(Saved data entries)
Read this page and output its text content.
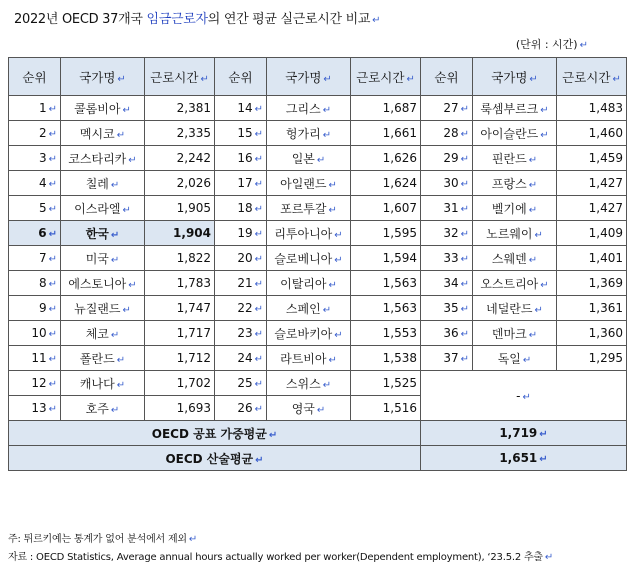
2022년 OECD 37개국 임금근로자의 연간 평균 실근로시간 비교 ↵
(단위 : 시간) ↵
순위	국가명 ↵	근로시간 ↵	순위	국가명 ↵	근로시간 ↵	순위	국가명 ↵	근로시간 ↵
1 ↵	콜롬비아 ↵	2,381	14 ↵	그리스 ↵	1,687	27 ↵	룩셈부르크 ↵	1,483
2 ↵	멕시코 ↵	2,335	15 ↵	헝가리 ↵	1,661	28 ↵	아이슬란드 ↵	1,460
3 ↵	코스타리카 ↵	2,242	16 ↵	일본 ↵	1,626	29 ↵	핀란드 ↵	1,459
4 ↵	칠레 ↵	2,026	17 ↵	아일랜드 ↵	1,624	30 ↵	프랑스 ↵	1,427
5 ↵	이스라엘 ↵	1,905	18 ↵	포르투갈 ↵	1,607	31 ↵	벨기에 ↵	1,427
6 ↵	한국 ↵	1,904	19 ↵	리투아니아 ↵	1,595	32 ↵	노르웨이 ↵	1,409
7 ↵	미국 ↵	1,822	20 ↵	슬로베니아 ↵	1,594	33 ↵	스웨덴 ↵	1,401
8 ↵	에스토니아 ↵	1,783	21 ↵	이탈리아 ↵	1,563	34 ↵	오스트리아 ↵	1,369
9 ↵	뉴질랜드 ↵	1,747	22 ↵	스페인 ↵	1,563	35 ↵	네덜란드 ↵	1,361
10 ↵	체코 ↵	1,717	23 ↵	슬로바키아 ↵	1,553	36 ↵	덴마크 ↵	1,360
11 ↵	폴란드 ↵	1,712	24 ↵	라트비아 ↵	1,538	37 ↵	독일 ↵	1,295
12 ↵	캐나다 ↵	1,702	25 ↵	스위스 ↵	1,525	- ↵		
13 ↵	호주 ↵	1,693	26 ↵	영국 ↵	1,516			
OECD 공표 가중평균 ↵						1,719 ↵		
OECD 산술평균 ↵						1,651 ↵		
주: 튀르키예는 통계가 없어 분석에서 제외 ↵
자료 : OECD Statistics, Average annual hours actually worked per worker(Dependent employment), ‘23.5.2 추출 ↵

**Task details**
Which lines of the data above contain "OECD"? Copy each one.

**Written answer**
2022년 OECD 37개국 임금근로자의 연간 평균 실근로시간 비교 ↵
OECD 공표 가중평균 ↵						1,719 ↵		
OECD 산술평균 ↵						1,651 ↵		
자료 : OECD Statistics, Average annual hours actually worked per worker(Dependent employment), ‘23.5.2 추출 ↵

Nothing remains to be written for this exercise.